------ Data ------

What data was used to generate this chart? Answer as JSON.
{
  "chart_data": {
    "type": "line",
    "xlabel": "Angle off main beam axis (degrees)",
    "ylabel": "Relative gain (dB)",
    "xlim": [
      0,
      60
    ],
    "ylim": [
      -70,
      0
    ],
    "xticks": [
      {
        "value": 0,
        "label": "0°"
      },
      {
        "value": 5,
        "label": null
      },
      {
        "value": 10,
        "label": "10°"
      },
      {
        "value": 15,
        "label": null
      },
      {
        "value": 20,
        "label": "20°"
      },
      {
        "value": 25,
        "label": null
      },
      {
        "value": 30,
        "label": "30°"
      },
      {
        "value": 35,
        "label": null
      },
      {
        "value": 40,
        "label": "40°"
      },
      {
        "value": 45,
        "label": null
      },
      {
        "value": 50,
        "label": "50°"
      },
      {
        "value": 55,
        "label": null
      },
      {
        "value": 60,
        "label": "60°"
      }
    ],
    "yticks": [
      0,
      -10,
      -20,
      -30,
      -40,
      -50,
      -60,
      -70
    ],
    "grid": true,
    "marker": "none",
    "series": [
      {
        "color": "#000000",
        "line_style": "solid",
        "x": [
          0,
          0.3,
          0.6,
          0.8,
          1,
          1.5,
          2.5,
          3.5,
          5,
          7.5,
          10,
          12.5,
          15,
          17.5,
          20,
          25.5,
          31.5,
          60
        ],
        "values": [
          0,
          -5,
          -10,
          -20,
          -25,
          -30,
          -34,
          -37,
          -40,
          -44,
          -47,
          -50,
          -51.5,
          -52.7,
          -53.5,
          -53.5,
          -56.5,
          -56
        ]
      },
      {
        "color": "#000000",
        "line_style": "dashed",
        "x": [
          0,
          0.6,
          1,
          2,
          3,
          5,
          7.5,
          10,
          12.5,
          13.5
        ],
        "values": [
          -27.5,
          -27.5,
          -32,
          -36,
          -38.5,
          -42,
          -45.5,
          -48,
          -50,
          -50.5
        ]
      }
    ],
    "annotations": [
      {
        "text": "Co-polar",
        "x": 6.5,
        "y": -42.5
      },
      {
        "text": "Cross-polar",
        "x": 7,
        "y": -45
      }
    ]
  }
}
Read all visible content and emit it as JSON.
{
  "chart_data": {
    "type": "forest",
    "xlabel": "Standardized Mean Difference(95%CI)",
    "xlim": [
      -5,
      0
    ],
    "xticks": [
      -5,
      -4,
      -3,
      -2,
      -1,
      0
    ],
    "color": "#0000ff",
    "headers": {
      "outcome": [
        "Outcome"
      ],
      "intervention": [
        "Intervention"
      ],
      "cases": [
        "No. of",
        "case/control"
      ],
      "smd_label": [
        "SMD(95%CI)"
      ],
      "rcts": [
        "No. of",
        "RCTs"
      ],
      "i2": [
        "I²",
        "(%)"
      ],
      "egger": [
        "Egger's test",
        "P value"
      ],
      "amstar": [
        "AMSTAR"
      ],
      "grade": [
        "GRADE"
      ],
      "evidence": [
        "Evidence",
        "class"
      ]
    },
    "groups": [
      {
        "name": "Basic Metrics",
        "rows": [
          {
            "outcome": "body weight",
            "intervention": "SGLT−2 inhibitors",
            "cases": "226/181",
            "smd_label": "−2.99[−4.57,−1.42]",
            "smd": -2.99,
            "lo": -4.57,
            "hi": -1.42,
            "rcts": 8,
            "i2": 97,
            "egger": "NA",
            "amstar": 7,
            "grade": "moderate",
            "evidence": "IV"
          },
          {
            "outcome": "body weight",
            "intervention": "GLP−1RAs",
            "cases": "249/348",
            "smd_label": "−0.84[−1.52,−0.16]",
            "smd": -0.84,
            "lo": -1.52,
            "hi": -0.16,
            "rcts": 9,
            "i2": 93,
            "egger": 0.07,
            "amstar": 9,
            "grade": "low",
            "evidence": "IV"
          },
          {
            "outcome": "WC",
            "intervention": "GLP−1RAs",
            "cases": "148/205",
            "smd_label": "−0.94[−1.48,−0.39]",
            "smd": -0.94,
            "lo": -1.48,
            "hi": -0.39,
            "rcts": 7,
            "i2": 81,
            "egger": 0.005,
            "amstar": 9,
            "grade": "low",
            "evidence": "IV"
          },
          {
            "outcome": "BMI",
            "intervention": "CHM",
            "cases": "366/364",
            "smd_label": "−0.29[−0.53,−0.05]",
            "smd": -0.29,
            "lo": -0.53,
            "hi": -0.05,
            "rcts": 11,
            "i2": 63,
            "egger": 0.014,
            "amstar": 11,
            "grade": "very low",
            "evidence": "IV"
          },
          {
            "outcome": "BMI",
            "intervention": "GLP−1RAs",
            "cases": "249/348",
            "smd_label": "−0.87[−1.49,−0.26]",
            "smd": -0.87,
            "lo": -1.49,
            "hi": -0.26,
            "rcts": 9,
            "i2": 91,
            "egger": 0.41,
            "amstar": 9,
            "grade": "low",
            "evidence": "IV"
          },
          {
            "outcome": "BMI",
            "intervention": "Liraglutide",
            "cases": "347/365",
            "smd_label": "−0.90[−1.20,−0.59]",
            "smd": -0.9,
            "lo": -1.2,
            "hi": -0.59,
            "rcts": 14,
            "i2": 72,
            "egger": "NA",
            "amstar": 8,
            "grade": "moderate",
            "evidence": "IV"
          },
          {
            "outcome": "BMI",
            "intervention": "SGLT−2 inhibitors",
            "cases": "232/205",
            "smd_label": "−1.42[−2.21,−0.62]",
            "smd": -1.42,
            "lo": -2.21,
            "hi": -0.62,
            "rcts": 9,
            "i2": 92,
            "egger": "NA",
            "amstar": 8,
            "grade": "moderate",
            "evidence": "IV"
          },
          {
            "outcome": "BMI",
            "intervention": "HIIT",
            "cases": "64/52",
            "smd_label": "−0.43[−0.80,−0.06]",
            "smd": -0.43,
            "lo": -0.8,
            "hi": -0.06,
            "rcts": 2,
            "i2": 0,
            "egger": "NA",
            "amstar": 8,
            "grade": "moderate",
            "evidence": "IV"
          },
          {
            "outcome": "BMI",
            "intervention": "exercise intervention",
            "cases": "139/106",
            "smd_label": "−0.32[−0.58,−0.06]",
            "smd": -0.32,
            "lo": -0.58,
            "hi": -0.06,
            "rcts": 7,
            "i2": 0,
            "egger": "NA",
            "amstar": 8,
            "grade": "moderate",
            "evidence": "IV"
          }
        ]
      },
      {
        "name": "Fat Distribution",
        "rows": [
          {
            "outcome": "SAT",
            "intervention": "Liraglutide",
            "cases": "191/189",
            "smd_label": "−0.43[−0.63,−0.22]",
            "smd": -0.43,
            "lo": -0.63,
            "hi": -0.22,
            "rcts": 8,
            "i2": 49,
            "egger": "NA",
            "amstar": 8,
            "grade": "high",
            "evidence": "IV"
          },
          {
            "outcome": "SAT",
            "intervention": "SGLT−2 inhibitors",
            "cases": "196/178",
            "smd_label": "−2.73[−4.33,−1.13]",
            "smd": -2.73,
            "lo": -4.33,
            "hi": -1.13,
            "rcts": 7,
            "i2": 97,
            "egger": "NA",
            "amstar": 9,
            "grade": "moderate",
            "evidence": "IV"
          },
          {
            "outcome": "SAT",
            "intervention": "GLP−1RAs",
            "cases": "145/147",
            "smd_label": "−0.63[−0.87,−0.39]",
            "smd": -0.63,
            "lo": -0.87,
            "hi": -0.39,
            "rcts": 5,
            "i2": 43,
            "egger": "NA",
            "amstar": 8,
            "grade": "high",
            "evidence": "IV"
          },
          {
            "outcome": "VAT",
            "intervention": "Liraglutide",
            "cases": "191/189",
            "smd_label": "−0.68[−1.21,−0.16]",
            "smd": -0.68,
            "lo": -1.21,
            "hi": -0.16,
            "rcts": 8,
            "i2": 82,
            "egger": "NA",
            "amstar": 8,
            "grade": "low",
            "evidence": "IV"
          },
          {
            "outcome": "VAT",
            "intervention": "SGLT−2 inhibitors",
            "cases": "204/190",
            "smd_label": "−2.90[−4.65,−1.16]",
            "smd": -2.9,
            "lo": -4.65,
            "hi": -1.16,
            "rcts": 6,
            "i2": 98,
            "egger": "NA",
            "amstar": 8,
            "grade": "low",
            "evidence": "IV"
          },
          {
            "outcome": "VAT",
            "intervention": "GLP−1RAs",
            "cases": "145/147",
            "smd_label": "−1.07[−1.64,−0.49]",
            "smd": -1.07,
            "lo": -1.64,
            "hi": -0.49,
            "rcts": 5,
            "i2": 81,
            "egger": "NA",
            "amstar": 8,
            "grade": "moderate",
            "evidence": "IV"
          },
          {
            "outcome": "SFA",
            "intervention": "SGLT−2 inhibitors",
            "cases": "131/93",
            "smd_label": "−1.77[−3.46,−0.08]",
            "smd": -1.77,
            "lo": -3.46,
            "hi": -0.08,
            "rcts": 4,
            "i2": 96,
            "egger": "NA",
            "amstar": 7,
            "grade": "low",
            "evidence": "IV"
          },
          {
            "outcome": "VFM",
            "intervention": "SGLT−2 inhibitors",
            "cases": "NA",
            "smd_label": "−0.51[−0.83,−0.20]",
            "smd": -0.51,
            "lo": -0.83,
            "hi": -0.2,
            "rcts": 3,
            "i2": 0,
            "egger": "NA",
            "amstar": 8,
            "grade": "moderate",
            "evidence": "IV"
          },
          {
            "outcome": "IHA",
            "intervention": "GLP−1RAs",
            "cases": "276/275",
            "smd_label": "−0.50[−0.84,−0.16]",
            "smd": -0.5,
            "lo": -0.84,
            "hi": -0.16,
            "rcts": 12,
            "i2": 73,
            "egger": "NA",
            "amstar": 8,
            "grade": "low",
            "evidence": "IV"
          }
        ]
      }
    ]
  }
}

------

What you are asked to do: Give the number of lines in the entries above that include the string "name". No other output is expected.

Written answer: 2